Problem requirements
Copy out lines with the word "ATSC" from the material that follows.

[Dataset excerpt]
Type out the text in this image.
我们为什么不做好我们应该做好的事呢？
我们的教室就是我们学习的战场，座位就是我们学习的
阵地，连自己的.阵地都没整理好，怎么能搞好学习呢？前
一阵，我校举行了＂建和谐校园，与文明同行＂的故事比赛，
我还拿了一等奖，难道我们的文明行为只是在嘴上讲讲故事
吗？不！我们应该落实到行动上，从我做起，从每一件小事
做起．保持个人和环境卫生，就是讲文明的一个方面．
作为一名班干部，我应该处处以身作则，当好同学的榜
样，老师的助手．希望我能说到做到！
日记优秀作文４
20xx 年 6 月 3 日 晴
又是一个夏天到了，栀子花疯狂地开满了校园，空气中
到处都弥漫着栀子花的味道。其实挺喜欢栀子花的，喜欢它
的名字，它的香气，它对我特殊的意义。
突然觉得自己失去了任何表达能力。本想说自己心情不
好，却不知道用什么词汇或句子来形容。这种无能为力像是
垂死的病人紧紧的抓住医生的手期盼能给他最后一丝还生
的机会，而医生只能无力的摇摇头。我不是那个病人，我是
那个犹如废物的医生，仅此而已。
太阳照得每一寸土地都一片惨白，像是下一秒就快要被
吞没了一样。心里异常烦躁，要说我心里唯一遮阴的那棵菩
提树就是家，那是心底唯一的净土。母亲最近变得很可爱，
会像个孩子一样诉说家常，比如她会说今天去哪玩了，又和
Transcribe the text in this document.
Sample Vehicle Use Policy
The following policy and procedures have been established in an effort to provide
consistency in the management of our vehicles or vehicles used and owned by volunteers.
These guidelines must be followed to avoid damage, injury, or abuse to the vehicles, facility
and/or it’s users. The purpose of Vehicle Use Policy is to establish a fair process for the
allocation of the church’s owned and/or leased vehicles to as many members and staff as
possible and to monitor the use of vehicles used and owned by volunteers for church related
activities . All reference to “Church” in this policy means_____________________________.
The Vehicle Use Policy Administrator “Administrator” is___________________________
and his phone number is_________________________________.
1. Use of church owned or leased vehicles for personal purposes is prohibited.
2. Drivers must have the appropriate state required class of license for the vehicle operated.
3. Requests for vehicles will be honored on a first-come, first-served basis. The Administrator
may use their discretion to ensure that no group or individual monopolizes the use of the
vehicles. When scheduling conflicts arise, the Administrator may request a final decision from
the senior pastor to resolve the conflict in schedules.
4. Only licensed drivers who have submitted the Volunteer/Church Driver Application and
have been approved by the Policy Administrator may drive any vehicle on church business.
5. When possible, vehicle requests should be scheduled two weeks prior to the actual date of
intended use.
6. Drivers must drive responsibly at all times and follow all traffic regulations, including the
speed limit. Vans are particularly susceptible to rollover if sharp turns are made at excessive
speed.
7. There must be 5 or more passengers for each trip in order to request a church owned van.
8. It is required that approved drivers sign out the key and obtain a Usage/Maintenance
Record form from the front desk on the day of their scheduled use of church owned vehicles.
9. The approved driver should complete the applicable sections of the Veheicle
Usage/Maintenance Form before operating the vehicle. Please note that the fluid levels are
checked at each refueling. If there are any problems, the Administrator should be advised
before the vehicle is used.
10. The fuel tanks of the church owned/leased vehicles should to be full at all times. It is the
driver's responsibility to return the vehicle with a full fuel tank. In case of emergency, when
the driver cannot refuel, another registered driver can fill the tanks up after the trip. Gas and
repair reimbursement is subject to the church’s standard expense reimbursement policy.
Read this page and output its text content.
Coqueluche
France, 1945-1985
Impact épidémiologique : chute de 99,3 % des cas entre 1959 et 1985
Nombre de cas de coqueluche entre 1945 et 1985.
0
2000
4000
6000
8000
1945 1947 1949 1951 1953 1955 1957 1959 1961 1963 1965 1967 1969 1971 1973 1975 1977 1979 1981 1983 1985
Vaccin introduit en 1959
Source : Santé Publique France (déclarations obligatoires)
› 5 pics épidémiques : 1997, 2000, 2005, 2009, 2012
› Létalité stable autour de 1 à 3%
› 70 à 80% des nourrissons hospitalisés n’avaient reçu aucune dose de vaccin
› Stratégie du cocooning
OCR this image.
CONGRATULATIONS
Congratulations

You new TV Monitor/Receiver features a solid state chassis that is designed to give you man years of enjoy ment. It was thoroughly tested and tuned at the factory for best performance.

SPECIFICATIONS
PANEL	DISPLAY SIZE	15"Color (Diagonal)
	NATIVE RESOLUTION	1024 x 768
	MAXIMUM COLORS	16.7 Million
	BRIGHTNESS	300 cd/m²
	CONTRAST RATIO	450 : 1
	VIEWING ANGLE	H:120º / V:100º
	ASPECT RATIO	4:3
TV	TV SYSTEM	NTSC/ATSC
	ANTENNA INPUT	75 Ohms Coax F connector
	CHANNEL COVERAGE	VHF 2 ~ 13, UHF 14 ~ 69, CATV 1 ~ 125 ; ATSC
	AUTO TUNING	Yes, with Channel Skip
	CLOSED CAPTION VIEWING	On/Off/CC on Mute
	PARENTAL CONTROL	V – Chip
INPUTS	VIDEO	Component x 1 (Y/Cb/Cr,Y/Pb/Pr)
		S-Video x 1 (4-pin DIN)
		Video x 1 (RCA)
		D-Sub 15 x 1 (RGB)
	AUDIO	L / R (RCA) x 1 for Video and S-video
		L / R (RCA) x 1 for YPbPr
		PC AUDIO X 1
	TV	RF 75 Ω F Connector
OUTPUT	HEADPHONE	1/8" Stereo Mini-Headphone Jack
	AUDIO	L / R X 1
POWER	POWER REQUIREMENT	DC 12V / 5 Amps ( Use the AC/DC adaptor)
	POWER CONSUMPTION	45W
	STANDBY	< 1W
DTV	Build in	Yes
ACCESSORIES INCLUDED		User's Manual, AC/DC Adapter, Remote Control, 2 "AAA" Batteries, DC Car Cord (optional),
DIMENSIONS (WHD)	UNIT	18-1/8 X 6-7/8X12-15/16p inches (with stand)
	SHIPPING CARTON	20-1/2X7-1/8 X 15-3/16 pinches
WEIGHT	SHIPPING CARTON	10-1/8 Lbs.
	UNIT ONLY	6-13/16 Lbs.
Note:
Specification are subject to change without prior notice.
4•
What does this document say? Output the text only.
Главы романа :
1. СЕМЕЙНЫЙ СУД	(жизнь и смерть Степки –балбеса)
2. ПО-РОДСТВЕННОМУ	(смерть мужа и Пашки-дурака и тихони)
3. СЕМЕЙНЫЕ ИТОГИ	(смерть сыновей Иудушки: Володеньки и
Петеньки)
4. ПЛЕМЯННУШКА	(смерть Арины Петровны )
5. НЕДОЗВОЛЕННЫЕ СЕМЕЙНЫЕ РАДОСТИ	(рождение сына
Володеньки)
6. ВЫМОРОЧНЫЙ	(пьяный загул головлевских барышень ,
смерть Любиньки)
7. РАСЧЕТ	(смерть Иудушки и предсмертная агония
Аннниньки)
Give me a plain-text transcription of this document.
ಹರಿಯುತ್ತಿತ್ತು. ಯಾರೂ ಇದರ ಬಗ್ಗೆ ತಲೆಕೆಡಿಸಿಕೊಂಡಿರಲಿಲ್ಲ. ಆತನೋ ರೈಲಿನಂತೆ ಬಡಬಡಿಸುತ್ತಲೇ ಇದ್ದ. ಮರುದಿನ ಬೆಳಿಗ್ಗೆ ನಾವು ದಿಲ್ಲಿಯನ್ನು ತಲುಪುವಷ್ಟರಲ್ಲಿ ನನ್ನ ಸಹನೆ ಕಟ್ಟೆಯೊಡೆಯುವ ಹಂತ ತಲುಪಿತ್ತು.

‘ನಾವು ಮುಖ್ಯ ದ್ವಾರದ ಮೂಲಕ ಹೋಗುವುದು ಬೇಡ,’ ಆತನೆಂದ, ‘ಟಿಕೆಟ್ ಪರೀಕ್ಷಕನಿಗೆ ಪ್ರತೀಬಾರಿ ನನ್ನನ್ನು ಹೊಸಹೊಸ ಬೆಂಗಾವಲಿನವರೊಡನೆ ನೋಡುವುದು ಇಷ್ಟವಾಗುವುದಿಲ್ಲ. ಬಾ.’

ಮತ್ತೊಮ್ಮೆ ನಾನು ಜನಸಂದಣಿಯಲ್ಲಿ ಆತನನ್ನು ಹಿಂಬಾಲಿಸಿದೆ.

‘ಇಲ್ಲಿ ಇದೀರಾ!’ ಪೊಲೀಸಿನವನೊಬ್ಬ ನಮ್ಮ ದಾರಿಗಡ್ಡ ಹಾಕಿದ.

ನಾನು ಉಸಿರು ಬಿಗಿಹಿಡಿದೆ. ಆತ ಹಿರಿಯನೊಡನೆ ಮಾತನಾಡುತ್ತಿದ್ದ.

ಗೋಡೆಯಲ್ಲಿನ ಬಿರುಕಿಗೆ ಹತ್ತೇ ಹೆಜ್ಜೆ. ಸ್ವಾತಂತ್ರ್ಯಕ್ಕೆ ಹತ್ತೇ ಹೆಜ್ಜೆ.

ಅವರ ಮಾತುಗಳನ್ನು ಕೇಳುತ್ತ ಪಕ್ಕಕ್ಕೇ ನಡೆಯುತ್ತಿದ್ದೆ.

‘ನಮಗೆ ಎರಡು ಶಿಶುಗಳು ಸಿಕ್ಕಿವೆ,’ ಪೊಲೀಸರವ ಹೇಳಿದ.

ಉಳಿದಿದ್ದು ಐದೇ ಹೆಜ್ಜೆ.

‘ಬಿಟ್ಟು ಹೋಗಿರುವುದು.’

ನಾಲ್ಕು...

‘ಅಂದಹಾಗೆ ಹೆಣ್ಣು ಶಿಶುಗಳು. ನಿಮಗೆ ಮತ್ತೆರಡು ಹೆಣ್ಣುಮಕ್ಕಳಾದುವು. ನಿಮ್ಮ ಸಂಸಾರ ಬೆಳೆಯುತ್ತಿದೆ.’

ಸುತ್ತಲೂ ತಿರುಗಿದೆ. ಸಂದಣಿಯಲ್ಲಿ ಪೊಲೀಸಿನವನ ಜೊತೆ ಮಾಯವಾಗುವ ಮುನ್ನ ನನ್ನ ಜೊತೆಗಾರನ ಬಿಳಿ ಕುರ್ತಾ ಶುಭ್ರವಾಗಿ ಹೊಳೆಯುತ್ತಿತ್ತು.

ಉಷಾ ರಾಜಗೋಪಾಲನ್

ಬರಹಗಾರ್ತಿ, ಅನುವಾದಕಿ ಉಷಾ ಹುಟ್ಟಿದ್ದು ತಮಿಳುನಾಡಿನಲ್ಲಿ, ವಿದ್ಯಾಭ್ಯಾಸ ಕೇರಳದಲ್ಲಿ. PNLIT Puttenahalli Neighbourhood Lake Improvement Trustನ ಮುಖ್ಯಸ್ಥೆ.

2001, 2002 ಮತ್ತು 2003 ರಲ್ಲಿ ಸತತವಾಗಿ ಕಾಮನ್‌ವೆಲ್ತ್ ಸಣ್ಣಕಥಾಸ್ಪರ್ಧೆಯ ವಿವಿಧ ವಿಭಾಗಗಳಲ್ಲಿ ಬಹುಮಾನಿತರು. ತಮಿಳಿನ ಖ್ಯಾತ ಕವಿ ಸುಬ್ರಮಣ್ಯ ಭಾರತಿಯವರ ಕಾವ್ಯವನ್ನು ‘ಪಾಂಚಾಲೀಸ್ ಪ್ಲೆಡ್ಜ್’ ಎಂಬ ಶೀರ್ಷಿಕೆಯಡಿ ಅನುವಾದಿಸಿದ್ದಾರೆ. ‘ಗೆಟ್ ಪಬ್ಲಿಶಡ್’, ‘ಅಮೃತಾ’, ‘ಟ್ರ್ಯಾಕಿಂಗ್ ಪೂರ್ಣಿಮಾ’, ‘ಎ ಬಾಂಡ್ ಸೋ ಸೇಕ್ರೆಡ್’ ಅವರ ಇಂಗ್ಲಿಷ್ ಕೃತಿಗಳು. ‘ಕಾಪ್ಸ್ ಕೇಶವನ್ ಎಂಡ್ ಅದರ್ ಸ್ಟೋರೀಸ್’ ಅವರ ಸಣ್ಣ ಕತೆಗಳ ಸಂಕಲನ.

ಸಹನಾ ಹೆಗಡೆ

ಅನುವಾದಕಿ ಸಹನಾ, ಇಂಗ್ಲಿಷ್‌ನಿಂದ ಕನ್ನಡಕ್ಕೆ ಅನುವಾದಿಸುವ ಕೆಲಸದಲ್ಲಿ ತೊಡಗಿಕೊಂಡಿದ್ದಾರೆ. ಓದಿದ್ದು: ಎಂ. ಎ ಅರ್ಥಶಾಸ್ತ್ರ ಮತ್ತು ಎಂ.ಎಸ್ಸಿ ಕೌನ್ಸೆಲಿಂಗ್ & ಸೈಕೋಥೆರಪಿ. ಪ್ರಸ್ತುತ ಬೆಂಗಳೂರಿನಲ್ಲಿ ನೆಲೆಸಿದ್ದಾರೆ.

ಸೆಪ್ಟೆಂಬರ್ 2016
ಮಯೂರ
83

Response to this exercise
TV	TV SYSTEM	NTSC/ATSC
	CHANNEL COVERAGE	VHF 2 ~ 13, UHF 14 ~ 69, CATV 1 ~ 125 ; ATSC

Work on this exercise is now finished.